- Objective -
Look for the word "kind" in each line and report the count of matching lines, with nothing added.
___ Material supplied
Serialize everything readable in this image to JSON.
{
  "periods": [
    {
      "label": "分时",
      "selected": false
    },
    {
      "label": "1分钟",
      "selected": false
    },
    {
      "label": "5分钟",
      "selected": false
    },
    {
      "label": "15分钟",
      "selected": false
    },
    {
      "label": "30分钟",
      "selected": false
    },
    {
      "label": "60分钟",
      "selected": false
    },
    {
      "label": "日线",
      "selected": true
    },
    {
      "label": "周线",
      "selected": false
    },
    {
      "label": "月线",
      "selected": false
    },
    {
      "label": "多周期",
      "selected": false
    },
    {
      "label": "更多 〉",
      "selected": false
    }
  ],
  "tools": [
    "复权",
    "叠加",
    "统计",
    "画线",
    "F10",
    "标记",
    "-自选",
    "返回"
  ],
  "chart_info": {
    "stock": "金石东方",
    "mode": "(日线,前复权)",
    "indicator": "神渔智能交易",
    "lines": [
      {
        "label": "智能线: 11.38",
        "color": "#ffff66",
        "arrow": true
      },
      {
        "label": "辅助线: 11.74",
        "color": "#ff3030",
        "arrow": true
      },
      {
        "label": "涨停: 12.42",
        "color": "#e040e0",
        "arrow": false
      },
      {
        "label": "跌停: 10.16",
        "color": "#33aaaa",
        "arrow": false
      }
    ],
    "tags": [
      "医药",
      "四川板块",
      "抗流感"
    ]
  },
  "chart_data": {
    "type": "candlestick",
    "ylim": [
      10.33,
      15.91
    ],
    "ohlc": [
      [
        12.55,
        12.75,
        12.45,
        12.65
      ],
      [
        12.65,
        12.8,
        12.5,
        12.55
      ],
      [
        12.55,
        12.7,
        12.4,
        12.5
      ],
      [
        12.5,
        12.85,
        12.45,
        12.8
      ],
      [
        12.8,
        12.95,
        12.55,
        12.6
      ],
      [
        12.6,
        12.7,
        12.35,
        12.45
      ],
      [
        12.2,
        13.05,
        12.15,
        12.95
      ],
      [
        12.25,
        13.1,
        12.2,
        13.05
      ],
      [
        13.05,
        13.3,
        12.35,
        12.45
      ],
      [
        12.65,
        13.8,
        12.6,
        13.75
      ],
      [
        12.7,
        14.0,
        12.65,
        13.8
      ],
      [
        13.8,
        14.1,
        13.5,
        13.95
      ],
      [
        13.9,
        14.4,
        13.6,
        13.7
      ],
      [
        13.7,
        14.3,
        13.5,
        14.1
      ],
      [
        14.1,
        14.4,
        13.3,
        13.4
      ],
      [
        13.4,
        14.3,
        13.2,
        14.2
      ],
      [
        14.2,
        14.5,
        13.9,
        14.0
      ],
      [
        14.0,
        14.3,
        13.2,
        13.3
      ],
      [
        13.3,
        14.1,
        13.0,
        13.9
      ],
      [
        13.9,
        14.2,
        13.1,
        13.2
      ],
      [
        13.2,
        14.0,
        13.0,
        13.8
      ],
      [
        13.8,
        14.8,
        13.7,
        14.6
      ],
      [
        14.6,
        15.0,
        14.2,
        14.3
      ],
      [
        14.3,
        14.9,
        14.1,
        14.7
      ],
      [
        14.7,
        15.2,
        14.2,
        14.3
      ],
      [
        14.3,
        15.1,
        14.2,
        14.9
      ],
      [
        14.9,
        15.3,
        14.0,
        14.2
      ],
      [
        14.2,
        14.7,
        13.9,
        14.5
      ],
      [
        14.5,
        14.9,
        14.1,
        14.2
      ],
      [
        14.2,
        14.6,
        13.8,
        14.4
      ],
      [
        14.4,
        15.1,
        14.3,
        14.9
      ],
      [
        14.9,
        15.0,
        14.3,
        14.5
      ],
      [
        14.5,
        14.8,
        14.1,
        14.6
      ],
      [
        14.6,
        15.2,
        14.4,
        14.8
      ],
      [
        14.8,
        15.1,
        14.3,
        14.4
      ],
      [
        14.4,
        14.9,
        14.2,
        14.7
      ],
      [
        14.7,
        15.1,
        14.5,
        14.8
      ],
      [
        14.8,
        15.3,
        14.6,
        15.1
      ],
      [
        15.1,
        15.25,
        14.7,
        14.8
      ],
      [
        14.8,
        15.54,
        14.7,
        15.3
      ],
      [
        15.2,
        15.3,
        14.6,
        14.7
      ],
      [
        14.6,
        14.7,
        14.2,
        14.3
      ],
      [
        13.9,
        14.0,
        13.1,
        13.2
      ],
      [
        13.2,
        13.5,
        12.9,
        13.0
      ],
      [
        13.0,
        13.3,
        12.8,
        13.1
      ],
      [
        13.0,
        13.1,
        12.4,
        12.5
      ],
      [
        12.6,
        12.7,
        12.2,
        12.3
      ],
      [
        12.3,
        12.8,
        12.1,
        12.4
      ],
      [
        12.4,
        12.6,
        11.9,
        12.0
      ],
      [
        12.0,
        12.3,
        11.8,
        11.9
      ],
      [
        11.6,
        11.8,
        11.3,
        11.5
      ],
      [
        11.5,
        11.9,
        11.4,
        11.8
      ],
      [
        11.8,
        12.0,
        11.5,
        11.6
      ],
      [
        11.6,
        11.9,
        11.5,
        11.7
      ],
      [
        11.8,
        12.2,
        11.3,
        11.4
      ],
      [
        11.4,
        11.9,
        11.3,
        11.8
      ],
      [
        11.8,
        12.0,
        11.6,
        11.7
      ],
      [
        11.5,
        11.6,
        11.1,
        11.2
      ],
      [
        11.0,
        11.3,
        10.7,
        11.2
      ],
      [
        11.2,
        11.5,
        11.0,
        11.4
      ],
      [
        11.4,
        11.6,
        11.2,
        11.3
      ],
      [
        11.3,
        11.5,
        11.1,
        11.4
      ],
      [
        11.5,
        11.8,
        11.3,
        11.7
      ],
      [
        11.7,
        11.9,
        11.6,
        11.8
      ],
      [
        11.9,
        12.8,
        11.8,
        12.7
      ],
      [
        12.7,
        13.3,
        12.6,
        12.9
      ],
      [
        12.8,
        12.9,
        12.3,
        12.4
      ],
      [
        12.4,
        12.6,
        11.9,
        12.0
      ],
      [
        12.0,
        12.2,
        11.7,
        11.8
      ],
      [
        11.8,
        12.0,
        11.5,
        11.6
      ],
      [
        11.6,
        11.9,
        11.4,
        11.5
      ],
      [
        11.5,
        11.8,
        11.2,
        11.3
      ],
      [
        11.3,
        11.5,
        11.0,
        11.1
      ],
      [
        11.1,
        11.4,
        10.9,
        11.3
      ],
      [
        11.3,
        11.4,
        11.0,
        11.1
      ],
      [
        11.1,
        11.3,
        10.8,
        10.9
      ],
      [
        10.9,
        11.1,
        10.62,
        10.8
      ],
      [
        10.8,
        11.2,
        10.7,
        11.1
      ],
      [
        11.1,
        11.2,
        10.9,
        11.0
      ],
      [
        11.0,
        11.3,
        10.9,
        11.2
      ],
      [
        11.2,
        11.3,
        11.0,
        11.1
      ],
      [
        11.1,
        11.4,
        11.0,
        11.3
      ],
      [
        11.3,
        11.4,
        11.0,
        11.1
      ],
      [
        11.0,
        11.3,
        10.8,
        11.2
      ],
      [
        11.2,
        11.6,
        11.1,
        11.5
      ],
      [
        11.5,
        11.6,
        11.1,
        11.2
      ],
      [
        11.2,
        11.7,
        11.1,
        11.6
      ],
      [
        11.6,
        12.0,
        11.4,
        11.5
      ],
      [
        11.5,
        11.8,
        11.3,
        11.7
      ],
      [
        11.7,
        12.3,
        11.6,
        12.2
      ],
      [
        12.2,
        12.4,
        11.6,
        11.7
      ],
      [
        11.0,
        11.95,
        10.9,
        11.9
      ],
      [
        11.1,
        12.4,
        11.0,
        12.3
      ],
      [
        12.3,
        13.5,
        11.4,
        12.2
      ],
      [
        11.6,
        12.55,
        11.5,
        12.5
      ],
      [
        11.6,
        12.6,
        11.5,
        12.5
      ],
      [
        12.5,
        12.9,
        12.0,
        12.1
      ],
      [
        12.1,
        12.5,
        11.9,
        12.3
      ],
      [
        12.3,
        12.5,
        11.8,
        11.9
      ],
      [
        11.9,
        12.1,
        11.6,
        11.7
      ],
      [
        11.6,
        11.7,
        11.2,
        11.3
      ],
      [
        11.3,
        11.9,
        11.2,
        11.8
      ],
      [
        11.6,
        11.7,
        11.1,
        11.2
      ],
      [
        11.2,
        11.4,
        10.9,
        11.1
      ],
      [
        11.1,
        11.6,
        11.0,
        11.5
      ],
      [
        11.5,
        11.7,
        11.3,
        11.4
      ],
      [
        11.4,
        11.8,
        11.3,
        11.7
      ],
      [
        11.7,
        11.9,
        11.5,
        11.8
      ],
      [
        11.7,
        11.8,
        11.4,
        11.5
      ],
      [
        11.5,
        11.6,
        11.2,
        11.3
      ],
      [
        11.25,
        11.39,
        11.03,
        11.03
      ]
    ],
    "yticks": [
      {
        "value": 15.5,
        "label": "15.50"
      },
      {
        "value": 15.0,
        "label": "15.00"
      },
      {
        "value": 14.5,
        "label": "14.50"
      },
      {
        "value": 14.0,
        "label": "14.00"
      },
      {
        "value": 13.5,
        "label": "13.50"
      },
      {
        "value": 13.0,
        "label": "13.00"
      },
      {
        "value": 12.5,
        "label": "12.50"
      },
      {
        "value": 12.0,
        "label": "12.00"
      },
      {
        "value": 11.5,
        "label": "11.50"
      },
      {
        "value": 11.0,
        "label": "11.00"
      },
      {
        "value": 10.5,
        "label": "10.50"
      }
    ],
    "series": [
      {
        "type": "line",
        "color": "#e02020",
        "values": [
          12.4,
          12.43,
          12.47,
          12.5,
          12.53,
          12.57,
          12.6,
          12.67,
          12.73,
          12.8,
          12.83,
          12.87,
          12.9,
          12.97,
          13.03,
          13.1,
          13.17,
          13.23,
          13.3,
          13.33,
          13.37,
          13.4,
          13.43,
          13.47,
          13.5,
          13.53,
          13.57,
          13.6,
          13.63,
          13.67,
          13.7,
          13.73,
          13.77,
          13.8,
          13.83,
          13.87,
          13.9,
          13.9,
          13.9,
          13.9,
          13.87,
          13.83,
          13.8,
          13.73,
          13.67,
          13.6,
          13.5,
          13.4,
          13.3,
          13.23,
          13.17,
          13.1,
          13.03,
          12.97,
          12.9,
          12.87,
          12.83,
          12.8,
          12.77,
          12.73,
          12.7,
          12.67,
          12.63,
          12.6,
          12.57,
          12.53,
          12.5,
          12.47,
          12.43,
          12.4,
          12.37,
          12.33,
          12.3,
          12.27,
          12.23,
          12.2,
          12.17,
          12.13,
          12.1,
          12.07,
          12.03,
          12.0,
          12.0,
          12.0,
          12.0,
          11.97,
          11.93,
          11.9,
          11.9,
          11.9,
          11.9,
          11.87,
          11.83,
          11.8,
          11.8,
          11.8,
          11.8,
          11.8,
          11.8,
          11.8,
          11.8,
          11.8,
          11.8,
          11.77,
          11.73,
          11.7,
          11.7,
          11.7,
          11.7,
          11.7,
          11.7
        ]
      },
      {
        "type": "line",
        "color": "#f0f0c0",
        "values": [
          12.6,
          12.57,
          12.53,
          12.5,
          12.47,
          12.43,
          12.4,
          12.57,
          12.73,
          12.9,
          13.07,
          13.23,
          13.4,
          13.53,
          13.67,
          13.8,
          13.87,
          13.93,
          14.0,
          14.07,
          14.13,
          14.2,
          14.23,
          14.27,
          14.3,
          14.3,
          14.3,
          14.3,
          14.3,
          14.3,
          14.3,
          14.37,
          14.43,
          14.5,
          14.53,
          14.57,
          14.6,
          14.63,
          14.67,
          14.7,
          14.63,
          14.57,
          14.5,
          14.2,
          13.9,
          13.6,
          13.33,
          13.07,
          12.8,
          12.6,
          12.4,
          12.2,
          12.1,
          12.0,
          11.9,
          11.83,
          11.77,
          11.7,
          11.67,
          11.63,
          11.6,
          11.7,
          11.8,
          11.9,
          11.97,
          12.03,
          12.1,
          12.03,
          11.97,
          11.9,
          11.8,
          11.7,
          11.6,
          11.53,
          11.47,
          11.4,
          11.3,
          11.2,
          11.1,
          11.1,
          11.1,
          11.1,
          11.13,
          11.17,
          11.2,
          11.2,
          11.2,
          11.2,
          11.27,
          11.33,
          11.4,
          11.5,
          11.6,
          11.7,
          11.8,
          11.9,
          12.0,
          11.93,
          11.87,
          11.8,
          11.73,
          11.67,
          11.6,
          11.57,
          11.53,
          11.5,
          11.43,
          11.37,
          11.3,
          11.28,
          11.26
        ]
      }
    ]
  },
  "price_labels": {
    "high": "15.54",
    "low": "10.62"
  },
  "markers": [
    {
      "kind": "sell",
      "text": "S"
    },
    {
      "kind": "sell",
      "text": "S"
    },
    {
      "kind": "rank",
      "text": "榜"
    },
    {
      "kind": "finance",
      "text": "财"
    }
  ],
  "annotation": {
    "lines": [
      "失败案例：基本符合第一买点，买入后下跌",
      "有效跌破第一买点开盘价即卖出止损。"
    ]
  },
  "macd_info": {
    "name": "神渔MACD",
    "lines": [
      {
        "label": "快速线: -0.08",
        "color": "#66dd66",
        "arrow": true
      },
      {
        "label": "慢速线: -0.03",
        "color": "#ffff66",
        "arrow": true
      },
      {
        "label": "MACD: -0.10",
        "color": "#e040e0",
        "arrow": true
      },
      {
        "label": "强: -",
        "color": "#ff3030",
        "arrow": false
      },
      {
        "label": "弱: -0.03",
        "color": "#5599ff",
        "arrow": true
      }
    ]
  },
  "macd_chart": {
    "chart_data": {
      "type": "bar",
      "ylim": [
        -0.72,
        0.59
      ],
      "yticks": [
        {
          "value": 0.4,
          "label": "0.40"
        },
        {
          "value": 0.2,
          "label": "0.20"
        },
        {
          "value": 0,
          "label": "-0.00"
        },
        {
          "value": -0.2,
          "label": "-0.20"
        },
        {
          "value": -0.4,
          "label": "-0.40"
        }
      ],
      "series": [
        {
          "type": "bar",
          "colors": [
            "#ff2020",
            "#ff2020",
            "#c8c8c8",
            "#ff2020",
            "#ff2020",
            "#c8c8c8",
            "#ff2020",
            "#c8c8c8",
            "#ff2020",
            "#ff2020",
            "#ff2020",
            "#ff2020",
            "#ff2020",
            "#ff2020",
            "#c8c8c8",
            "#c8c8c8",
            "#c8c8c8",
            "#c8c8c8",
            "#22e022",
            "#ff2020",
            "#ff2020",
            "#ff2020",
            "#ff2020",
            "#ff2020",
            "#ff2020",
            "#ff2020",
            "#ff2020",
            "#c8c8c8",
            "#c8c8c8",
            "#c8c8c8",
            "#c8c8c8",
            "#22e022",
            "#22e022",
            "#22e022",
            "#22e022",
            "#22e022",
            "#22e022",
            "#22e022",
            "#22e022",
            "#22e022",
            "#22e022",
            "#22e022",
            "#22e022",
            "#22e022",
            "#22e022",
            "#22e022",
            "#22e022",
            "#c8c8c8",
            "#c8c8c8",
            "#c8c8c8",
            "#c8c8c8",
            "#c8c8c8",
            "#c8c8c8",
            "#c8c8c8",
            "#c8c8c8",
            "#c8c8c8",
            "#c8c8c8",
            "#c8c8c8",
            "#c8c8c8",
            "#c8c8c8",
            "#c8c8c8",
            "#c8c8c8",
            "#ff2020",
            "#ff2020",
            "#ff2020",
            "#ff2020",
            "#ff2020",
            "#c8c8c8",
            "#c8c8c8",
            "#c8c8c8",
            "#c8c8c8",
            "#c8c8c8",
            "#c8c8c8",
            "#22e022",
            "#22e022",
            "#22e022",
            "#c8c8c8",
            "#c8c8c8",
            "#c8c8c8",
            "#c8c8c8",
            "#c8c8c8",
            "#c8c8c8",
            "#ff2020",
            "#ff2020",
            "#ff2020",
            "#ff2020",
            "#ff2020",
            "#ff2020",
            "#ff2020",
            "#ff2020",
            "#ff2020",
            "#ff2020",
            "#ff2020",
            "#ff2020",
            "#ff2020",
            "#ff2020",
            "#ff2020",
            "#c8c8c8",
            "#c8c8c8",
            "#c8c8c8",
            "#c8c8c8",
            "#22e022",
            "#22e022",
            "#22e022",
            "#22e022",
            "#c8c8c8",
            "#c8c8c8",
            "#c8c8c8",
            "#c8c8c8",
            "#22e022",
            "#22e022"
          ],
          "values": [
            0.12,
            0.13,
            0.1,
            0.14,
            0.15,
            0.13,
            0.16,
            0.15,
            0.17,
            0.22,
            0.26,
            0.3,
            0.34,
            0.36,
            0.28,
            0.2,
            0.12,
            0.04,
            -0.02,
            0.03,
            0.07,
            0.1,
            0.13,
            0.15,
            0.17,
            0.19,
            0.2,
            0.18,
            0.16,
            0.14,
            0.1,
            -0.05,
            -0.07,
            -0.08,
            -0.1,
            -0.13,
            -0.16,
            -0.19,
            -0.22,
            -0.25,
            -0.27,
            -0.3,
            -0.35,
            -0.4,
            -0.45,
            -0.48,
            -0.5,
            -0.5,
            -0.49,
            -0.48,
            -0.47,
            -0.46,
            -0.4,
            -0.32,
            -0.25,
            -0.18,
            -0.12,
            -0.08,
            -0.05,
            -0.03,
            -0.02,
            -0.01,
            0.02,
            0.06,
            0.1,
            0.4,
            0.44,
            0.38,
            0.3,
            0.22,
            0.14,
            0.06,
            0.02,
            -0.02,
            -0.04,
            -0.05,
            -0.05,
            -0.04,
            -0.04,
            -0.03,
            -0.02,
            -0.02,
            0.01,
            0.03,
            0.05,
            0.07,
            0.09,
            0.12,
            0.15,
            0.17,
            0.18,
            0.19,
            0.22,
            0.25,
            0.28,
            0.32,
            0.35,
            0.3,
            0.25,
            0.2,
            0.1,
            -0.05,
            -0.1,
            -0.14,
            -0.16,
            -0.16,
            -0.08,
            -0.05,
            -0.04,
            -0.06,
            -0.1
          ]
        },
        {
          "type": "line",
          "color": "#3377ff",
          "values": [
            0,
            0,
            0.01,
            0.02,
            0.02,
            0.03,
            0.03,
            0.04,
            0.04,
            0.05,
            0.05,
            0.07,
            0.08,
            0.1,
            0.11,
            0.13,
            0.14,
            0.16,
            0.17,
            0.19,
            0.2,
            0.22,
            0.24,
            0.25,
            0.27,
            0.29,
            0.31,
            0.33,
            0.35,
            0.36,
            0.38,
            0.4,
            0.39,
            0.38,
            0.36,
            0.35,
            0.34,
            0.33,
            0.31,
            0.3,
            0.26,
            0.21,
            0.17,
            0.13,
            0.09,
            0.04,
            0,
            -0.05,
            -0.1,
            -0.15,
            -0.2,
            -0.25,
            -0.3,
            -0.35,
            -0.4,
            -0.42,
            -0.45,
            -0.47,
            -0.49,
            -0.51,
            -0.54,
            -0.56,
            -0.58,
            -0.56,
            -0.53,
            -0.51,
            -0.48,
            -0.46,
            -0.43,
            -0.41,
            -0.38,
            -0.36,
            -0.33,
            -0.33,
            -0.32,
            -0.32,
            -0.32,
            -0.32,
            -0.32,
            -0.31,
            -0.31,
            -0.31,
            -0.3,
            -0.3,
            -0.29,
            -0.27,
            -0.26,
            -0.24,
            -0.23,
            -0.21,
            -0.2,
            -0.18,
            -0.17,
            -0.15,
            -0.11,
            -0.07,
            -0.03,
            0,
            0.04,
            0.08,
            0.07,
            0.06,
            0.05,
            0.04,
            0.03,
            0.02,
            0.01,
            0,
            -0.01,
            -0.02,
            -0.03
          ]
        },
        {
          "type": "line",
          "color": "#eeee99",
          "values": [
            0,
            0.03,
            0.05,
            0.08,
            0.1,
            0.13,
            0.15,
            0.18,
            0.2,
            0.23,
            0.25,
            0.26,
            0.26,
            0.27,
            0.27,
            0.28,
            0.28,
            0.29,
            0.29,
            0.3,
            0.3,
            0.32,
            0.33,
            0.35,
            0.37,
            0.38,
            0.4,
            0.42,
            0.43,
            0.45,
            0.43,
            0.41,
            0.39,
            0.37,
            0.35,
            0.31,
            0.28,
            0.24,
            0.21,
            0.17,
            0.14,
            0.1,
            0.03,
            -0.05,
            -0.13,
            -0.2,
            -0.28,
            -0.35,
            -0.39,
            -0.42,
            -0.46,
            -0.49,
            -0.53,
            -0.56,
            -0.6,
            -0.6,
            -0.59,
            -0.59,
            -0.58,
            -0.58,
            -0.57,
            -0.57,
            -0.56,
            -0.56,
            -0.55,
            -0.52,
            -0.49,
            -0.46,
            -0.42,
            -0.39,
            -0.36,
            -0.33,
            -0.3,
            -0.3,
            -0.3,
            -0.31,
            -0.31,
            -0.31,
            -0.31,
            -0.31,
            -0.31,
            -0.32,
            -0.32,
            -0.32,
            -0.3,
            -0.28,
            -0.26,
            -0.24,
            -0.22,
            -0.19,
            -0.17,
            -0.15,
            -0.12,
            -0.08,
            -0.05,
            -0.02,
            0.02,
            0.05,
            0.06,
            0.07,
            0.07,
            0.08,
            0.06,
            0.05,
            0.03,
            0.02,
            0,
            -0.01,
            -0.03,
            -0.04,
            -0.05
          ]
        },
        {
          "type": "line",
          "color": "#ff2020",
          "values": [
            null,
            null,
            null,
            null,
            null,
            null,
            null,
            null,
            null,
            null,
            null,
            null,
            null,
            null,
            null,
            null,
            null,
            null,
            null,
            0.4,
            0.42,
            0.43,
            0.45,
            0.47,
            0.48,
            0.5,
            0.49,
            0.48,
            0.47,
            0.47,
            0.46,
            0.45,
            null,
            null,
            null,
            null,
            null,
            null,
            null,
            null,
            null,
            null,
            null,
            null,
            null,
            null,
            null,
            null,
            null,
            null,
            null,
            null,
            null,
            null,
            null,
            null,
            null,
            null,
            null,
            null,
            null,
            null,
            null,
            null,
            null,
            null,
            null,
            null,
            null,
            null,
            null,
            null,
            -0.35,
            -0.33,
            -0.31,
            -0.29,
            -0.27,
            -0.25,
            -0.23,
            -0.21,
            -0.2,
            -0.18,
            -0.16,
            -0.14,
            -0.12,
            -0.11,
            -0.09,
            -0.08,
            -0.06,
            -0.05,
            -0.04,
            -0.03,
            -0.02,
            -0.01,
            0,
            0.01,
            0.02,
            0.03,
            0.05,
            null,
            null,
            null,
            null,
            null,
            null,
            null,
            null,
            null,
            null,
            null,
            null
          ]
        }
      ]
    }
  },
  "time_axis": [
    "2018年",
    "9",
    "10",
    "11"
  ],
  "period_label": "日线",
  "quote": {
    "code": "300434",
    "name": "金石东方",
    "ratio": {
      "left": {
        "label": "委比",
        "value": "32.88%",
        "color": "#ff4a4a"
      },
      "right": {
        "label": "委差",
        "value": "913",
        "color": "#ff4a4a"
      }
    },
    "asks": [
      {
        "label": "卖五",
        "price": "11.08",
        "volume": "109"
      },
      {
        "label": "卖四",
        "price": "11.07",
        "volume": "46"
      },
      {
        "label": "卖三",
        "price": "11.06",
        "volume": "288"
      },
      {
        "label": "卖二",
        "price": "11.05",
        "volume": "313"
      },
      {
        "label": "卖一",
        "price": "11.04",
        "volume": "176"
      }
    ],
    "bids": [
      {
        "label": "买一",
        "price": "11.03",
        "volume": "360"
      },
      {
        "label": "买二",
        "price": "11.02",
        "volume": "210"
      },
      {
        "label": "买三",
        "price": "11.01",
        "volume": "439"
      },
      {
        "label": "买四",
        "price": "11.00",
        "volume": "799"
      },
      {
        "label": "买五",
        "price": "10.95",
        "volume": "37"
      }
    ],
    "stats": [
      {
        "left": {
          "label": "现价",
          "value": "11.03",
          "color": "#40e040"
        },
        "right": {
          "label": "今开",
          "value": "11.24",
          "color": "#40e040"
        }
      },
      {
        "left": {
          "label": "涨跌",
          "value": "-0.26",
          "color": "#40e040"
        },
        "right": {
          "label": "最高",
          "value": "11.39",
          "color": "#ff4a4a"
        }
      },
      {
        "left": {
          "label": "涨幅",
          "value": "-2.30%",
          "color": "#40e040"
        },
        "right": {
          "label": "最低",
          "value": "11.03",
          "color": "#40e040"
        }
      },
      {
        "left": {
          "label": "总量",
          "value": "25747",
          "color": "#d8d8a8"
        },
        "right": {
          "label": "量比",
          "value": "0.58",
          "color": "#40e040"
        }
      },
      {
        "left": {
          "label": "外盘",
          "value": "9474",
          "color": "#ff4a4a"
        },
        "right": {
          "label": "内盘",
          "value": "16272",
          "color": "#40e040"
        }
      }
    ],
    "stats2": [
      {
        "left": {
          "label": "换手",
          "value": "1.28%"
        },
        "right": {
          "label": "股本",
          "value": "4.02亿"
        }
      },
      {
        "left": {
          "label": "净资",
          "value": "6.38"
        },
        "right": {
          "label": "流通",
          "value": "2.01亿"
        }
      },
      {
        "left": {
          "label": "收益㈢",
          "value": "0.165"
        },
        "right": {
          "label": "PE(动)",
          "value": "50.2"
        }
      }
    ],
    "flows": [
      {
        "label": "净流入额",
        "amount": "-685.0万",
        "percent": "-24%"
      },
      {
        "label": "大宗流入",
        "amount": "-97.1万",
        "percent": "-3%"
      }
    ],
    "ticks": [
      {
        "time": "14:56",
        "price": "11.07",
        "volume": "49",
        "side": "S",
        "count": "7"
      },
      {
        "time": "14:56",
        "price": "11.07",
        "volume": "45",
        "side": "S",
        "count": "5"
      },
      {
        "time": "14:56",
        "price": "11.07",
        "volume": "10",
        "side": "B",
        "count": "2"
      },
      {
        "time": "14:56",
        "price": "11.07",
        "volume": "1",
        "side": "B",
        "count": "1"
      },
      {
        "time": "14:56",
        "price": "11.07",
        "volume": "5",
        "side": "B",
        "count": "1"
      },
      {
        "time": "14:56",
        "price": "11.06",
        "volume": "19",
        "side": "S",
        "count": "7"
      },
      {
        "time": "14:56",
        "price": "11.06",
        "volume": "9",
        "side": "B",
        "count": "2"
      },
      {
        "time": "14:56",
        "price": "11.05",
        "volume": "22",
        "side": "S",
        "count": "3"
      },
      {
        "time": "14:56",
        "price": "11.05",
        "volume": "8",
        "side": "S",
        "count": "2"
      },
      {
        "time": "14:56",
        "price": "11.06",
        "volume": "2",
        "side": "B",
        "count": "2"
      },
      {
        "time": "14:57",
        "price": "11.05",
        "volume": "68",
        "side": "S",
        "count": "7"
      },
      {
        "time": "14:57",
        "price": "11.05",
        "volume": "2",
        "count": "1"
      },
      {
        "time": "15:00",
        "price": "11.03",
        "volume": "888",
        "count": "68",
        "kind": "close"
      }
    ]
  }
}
______
- Exercise output -
5